> [Exercise directions] Gather the lines that hold the string "text".

> [Task input]
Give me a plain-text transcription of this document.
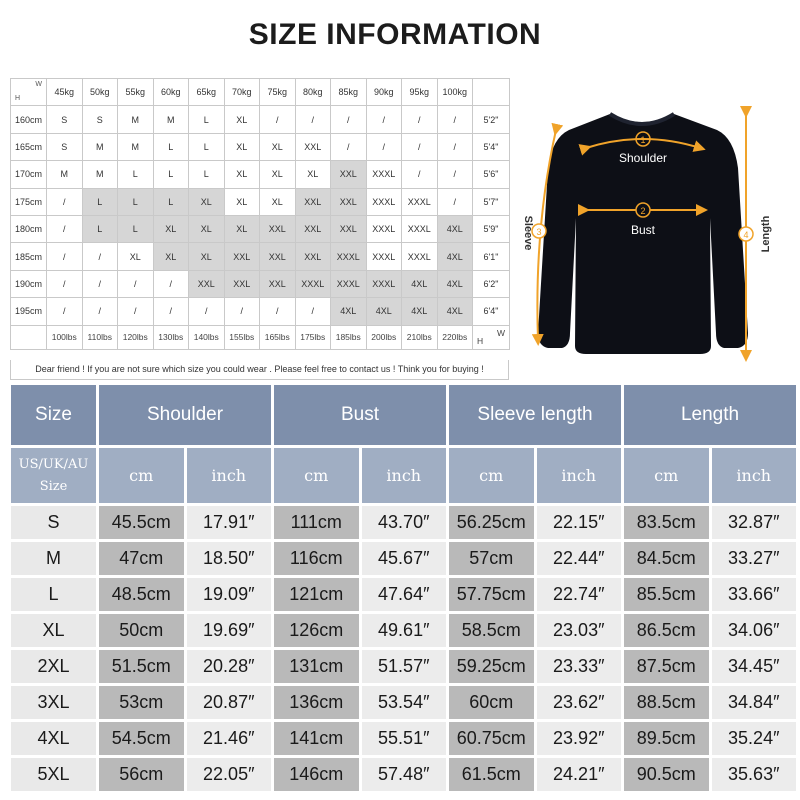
SIZE INFORMATION
H
W	45kg	50kg	55kg	60kg	65kg	70kg	75kg	80kg	85kg	90kg	95kg	100kg	
160cm	S	S	M	M	L	XL	/	/	/	/	/	/	5'2"
165cm	S	M	M	L	L	XL	XL	XXL	/	/	/	/	5'4"
170cm	M	M	L	L	L	XL	XL	XL	XXL	XXXL	/	/	5'6"
175cm	/	L	L	L	XL	XL	XL	XXL	XXL	XXXL	XXXL	/	5'7"
180cm	/	L	L	XL	XL	XL	XXL	XXL	XXL	XXXL	XXXL	4XL	5'9"
185cm	/	/	XL	XL	XL	XXL	XXL	XXL	XXXL	XXXL	XXXL	4XL	6'1"
190cm	/	/	/	/	XXL	XXL	XXL	XXXL	XXXL	XXXL	4XL	4XL	6'2"
195cm	/	/	/	/	/	/	/	/	4XL	4XL	4XL	4XL	6'4"
	100lbs	110lbs	120lbs	130lbs	140lbs	155lbs	165lbs	175lbs	185lbs	200lbs	210lbs	220lbs	W
H
Dear friend ! If you are not sure which size you could wear . Please feel free to contact us ! Think you for buying !
1
Shoulder
2
Bust
3
Sleeve	4 Length
Size	Shoulder		Bust		Sleeve length		Length	
US/UK/AU
Size	cm	inch	cm	inch	cm	inch	cm	inch
S	45.5cm	17.91″	111cm	43.70″	56.25cm	22.15″	83.5cm	32.87″
M	47cm	18.50″	116cm	45.67″	57cm	22.44″	84.5cm	33.27″
L	48.5cm	19.09″	121cm	47.64″	57.75cm	22.74″	85.5cm	33.66″
XL	50cm	19.69″	126cm	49.61″	58.5cm	23.03″	86.5cm	34.06″
2XL	51.5cm	20.28″	131cm	51.57″	59.25cm	23.33″	87.5cm	34.45″
3XL	53cm	20.87″	136cm	53.54″	60cm	23.62″	88.5cm	34.84″
4XL	54.5cm	21.46″	141cm	55.51″	60.75cm	23.92″	89.5cm	35.24″
5XL	56cm	22.05″	146cm	57.48″	61.5cm	24.21″	90.5cm	35.63″
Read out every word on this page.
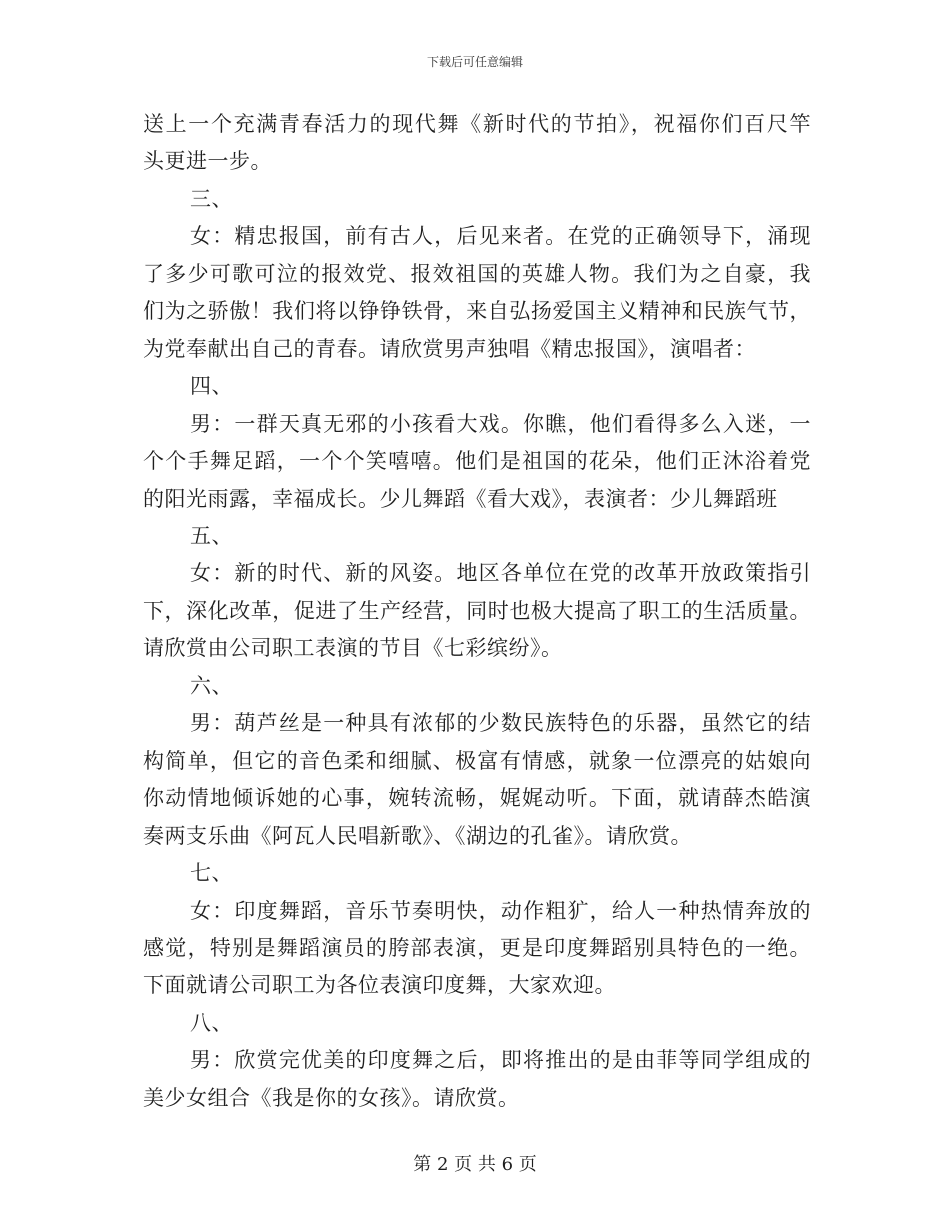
下载后可任意编辑
送上一个充满青春活力的现代舞《新时代的节拍》，祝福你们百尺竿
头更进一步。
三、
女：精忠报国，前有古人，后见来者。在党的正确领导下，涌现
了多少可歌可泣的报效党、报效祖国的英雄人物。我们为之自豪，我
们为之骄傲！我们将以铮铮铁骨，来自弘扬爱国主义精神和民族气节，
为党奉献出自己的青春。请欣赏男声独唱《精忠报国》，演唱者：
四、
男：一群天真无邪的小孩看大戏。你瞧，他们看得多么入迷，一
个个手舞足蹈，一个个笑嘻嘻。他们是祖国的花朵，他们正沐浴着党
的阳光雨露，幸福成长。少儿舞蹈《看大戏》，表演者：少儿舞蹈班
五、
女：新的时代、新的风姿。地区各单位在党的改革开放政策指引
下，深化改革，促进了生产经营，同时也极大提高了职工的生活质量。
请欣赏由公司职工表演的节目《七彩缤纷》。
六、
男：葫芦丝是一种具有浓郁的少数民族特色的乐器，虽然它的结
构简单，但它的音色柔和细腻、极富有情感，就象一位漂亮的姑娘向
你动情地倾诉她的心事，婉转流畅，娓娓动听。下面，就请薛杰皓演
奏两支乐曲《阿瓦人民唱新歌》、《湖边的孔雀》。请欣赏。
七、
女：印度舞蹈，音乐节奏明快，动作粗犷，给人一种热情奔放的
感觉，特别是舞蹈演员的胯部表演，更是印度舞蹈别具特色的一绝。
下面就请公司职工为各位表演印度舞，大家欢迎。
八、
男：欣赏完优美的印度舞之后，即将推出的是由菲等同学组成的
美少女组合《我是你的女孩》。请欣赏。
第 2 页 共 6 页
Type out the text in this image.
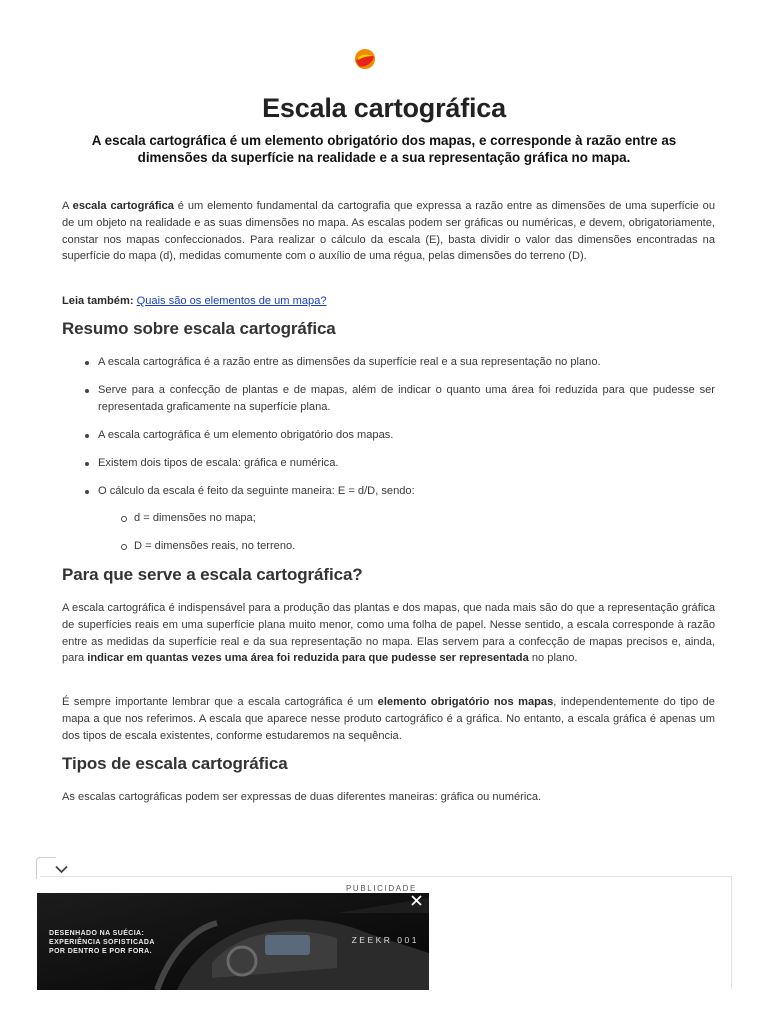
Escala cartográfica

A escala cartográfica é um elemento obrigatório dos mapas, e corresponde à razão entre as dimensões da superfície na realidade e a sua representação gráfica no mapa.

A escala cartográfica é um elemento fundamental da cartografia que expressa a razão entre as dimensões de uma superfície ou de um objeto na realidade e as suas dimensões no mapa. As escalas podem ser gráficas ou numéricas, e devem, obrigatoriamente, constar nos mapas confeccionados. Para realizar o cálculo da escala (E), basta dividir o valor das dimensões encontradas na superfície do mapa (d), medidas comumente com o auxílio de uma régua, pelas dimensões do terreno (D).

Leia também: Quais são os elementos de um mapa?

Resumo sobre escala cartográfica
A escala cartográfica é a razão entre as dimensões da superfície real e a sua representação no plano.
Serve para a confecção de plantas e de mapas, além de indicar o quanto uma área foi reduzida para que pudesse ser representada graficamente na superfície plana.
A escala cartográfica é um elemento obrigatório dos mapas.
Existem dois tipos de escala: gráfica e numérica.
O cálculo da escala é feito da seguinte maneira: E = d/D, sendo:
d = dimensões no mapa;
D = dimensões reais, no terreno.
Para que serve a escala cartográfica?

A escala cartográfica é indispensável para a produção das plantas e dos mapas, que nada mais são do que a representação gráfica de superfícies reais em uma superfície plana muito menor, como uma folha de papel. Nesse sentido, a escala corresponde à razão entre as medidas da superfície real e da sua representação no mapa. Elas servem para a confecção de mapas precisos e, ainda, para indicar em quantas vezes uma área foi reduzida para que pudesse ser representada no plano.

É sempre importante lembrar que a escala cartográfica é um elemento obrigatório nos mapas, independentemente do tipo de mapa a que nos referimos. A escala que aparece nesse produto cartográfico é a gráfica. No entanto, a escala gráfica é apenas um dos tipos de escala existentes, conforme estudaremos na sequência.

Tipos de escala cartográfica

As escalas cartográficas podem ser expressas de duas diferentes maneiras: gráfica ou numérica.

PUBLICIDADE
DESENHADO NA SUÉCIA:
EXPERIÊNCIA SOFISTICADA
POR DENTRO E POR FORA.
ZEEKR 001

> [Full response]
Give me a plain-text transcription of this document.
Type out the text in this image.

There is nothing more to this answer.